EXERCISE DETAILS: Work out how many lines of the material below mention the word "name"; reply with the number only.
[START OF EXCERPTED DATA]
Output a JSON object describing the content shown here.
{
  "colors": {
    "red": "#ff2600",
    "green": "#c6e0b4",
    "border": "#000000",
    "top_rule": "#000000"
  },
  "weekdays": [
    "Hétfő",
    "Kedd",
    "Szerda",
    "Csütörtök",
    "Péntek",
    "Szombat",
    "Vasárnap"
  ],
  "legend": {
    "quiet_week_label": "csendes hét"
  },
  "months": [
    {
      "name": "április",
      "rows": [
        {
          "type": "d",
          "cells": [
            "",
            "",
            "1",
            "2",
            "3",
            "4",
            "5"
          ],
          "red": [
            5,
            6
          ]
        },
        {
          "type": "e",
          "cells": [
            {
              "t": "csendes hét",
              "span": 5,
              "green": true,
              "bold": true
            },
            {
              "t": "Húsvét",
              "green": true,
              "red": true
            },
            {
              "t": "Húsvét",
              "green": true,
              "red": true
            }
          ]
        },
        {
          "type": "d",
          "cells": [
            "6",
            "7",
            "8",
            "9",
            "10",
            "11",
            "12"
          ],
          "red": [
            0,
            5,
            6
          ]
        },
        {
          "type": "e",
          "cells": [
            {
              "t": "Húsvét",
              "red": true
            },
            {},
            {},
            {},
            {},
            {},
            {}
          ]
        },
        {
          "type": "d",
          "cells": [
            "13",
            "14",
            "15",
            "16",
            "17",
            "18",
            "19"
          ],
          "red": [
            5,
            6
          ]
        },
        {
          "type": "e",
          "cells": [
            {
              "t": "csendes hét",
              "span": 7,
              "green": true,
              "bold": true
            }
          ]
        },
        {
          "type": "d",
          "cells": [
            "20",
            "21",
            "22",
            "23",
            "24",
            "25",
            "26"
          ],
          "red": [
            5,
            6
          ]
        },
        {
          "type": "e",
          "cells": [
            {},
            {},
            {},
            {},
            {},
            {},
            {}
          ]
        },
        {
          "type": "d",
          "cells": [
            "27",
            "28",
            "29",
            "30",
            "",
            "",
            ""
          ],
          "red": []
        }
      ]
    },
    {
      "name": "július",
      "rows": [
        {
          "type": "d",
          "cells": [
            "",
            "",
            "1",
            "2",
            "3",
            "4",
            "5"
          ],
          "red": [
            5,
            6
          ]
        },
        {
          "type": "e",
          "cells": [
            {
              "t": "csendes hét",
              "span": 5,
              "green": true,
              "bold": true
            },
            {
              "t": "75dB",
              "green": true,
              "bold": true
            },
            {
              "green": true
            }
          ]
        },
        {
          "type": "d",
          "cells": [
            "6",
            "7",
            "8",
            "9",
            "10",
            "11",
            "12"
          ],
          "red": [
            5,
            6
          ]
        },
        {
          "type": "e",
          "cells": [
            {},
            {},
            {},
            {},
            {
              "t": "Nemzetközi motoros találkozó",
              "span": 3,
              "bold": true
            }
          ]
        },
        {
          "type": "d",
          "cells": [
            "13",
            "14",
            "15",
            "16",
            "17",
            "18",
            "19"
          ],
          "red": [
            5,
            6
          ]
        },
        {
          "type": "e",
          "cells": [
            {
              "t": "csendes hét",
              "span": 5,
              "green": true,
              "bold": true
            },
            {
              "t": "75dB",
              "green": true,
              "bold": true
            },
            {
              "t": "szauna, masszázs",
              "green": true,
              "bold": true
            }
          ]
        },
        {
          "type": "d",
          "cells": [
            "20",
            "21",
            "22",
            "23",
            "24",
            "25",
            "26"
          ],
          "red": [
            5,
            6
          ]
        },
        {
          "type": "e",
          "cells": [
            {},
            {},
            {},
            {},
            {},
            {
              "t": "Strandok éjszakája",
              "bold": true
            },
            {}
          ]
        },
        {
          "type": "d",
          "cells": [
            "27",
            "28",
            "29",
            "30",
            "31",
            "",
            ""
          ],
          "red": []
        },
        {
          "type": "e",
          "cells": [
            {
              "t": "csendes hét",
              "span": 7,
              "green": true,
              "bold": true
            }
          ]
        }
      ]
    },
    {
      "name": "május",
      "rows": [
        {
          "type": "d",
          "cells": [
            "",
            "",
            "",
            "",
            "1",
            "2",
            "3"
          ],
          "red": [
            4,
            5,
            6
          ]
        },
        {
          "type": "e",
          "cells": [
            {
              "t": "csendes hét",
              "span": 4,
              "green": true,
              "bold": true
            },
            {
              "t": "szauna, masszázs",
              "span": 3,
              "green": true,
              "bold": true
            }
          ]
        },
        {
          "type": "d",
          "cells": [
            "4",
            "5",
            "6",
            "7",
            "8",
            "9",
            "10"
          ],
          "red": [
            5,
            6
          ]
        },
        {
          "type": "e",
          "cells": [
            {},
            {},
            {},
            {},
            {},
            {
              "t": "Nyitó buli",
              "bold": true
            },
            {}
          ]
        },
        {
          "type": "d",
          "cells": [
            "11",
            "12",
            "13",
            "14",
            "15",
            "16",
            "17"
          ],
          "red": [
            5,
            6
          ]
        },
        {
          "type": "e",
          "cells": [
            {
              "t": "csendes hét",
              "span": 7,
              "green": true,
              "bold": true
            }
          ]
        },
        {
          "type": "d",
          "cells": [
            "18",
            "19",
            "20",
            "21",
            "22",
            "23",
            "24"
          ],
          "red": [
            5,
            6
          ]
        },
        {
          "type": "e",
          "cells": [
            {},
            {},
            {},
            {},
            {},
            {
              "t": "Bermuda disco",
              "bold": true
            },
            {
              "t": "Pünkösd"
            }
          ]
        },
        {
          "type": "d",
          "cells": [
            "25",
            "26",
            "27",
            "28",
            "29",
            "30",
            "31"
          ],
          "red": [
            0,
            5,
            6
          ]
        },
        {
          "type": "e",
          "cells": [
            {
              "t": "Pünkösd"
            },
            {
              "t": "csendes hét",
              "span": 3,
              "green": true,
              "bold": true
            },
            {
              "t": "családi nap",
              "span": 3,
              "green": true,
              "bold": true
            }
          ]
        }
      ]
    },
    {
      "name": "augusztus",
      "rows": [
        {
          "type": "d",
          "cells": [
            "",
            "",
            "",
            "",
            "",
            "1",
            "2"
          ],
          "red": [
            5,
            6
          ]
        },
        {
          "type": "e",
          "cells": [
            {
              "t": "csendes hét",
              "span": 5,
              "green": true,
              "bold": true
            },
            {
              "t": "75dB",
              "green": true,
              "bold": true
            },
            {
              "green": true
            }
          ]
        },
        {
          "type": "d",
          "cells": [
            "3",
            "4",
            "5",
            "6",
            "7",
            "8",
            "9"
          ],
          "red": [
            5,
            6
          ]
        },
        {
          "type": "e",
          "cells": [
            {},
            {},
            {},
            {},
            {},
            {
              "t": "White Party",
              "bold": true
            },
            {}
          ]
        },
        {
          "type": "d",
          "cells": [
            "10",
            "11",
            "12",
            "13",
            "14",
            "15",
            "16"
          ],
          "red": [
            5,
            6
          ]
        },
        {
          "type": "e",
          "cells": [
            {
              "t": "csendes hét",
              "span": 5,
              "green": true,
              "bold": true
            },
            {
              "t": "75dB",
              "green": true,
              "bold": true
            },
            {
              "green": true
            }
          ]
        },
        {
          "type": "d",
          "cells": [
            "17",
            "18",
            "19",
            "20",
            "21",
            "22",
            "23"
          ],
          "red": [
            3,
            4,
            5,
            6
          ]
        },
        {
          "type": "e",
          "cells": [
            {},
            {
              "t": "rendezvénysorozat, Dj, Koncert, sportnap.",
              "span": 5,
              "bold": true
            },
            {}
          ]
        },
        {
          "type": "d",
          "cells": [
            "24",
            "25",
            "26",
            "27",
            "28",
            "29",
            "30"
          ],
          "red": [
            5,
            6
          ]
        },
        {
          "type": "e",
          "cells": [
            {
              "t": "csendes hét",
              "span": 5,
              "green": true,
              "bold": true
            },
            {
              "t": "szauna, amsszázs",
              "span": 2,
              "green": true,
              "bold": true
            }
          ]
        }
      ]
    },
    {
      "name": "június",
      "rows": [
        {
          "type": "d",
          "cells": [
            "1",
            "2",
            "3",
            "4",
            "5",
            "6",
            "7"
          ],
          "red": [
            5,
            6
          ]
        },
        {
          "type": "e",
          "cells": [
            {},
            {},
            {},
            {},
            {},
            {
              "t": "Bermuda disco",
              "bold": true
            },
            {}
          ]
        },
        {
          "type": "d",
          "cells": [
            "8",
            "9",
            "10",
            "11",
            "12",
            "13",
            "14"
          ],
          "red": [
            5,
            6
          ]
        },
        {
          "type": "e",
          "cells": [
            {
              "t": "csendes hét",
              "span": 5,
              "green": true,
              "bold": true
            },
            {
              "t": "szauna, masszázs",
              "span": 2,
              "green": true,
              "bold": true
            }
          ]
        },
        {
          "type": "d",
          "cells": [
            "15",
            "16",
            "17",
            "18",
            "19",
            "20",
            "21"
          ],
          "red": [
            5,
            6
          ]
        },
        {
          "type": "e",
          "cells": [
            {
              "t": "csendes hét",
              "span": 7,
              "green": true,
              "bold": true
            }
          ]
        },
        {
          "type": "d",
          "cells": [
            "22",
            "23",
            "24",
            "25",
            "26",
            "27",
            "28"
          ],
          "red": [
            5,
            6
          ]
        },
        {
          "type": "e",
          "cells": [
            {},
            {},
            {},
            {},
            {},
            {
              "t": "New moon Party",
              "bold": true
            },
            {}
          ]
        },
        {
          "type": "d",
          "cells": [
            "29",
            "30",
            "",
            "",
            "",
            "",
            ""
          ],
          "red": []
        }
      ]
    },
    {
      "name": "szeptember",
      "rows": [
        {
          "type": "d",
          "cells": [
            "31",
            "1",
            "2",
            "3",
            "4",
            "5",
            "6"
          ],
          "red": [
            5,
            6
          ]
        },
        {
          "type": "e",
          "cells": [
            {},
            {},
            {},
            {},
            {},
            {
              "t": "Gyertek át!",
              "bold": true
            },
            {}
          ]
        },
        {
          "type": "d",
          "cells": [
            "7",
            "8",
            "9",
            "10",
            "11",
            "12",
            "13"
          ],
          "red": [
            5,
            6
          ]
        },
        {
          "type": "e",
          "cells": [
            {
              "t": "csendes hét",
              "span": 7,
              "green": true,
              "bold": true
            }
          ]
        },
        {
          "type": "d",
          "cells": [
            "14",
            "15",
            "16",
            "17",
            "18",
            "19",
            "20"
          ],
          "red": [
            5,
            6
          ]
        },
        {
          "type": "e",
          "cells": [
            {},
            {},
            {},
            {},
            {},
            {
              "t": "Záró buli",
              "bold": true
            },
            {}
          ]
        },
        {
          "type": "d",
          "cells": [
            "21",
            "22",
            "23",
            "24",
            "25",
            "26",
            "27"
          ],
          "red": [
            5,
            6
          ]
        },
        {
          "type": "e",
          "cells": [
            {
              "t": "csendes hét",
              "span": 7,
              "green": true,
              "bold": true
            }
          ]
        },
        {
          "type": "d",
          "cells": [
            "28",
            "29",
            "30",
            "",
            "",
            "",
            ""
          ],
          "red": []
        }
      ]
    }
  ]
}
[END OF EXCERPTED DATA]
FINISHED EXERCISE: 6